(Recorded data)
==============================

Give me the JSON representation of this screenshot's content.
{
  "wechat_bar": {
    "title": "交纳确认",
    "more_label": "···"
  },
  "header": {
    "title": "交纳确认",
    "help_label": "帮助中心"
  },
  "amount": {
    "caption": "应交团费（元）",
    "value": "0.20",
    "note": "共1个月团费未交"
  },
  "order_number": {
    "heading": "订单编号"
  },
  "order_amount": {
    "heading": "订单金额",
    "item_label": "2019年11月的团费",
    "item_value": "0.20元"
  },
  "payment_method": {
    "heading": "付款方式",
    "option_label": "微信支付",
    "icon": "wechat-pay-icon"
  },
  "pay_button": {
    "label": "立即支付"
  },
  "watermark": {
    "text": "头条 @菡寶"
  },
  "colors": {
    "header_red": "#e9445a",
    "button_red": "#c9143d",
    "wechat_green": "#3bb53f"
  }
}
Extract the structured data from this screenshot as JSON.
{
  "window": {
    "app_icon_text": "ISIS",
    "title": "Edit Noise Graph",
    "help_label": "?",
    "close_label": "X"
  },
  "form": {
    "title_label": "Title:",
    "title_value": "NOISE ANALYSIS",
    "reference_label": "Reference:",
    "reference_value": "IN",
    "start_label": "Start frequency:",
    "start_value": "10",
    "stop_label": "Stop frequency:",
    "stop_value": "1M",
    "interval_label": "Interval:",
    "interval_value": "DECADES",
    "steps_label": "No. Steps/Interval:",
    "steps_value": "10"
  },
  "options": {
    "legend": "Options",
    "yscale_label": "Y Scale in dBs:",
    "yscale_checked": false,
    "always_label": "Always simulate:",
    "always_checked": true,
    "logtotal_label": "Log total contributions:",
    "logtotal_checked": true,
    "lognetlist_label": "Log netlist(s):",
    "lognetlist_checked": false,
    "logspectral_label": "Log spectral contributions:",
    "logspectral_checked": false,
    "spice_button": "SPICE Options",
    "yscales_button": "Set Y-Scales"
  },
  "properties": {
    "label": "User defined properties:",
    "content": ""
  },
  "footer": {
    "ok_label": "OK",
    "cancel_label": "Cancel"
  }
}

==============================

Print the whole listing exactly as it is.

Task answer:
Give me the JSON representation of this screenshot's content.
{
  "wechat_bar": {
    "title": "交纳确认",
    "more_label": "···"
  },
  "header": {
    "title": "交纳确认",
    "help_label": "帮助中心"
  },
  "amount": {
    "caption": "应交团费（元）",
    "value": "0.20",
    "note": "共1个月团费未交"
  },
  "order_number": {
    "heading": "订单编号"
  },
  "order_amount": {
    "heading": "订单金额",
    "item_label": "2019年11月的团费",
    "item_value": "0.20元"
  },
  "payment_method": {
    "heading": "付款方式",
    "option_label": "微信支付",
    "icon": "wechat-pay-icon"
  },
  "pay_button": {
    "label": "立即支付"
  },
  "watermark": {
    "text": "头条 @菡寶"
  },
  "colors": {
    "header_red": "#e9445a",
    "button_red": "#c9143d",
    "wechat_green": "#3bb53f"
  }
}
Extract the structured data from this screenshot as JSON.
{
  "window": {
    "app_icon_text": "ISIS",
    "title": "Edit Noise Graph",
    "help_label": "?",
    "close_label": "X"
  },
  "form": {
    "title_label": "Title:",
    "title_value": "NOISE ANALYSIS",
    "reference_label": "Reference:",
    "reference_value": "IN",
    "start_label": "Start frequency:",
    "start_value": "10",
    "stop_label": "Stop frequency:",
    "stop_value": "1M",
    "interval_label": "Interval:",
    "interval_value": "DECADES",
    "steps_label": "No. Steps/Interval:",
    "steps_value": "10"
  },
  "options": {
    "legend": "Options",
    "yscale_label": "Y Scale in dBs:",
    "yscale_checked": false,
    "always_label": "Always simulate:",
    "always_checked": true,
    "logtotal_label": "Log total contributions:",
    "logtotal_checked": true,
    "lognetlist_label": "Log netlist(s):",
    "lognetlist_checked": false,
    "logspectral_label": "Log spectral contributions:",
    "logspectral_checked": false,
    "spice_button": "SPICE Options",
    "yscales_button": "Set Y-Scales"
  },
  "properties": {
    "label": "User defined properties:",
    "content": ""
  },
  "footer": {
    "ok_label": "OK",
    "cancel_label": "Cancel"
  }
}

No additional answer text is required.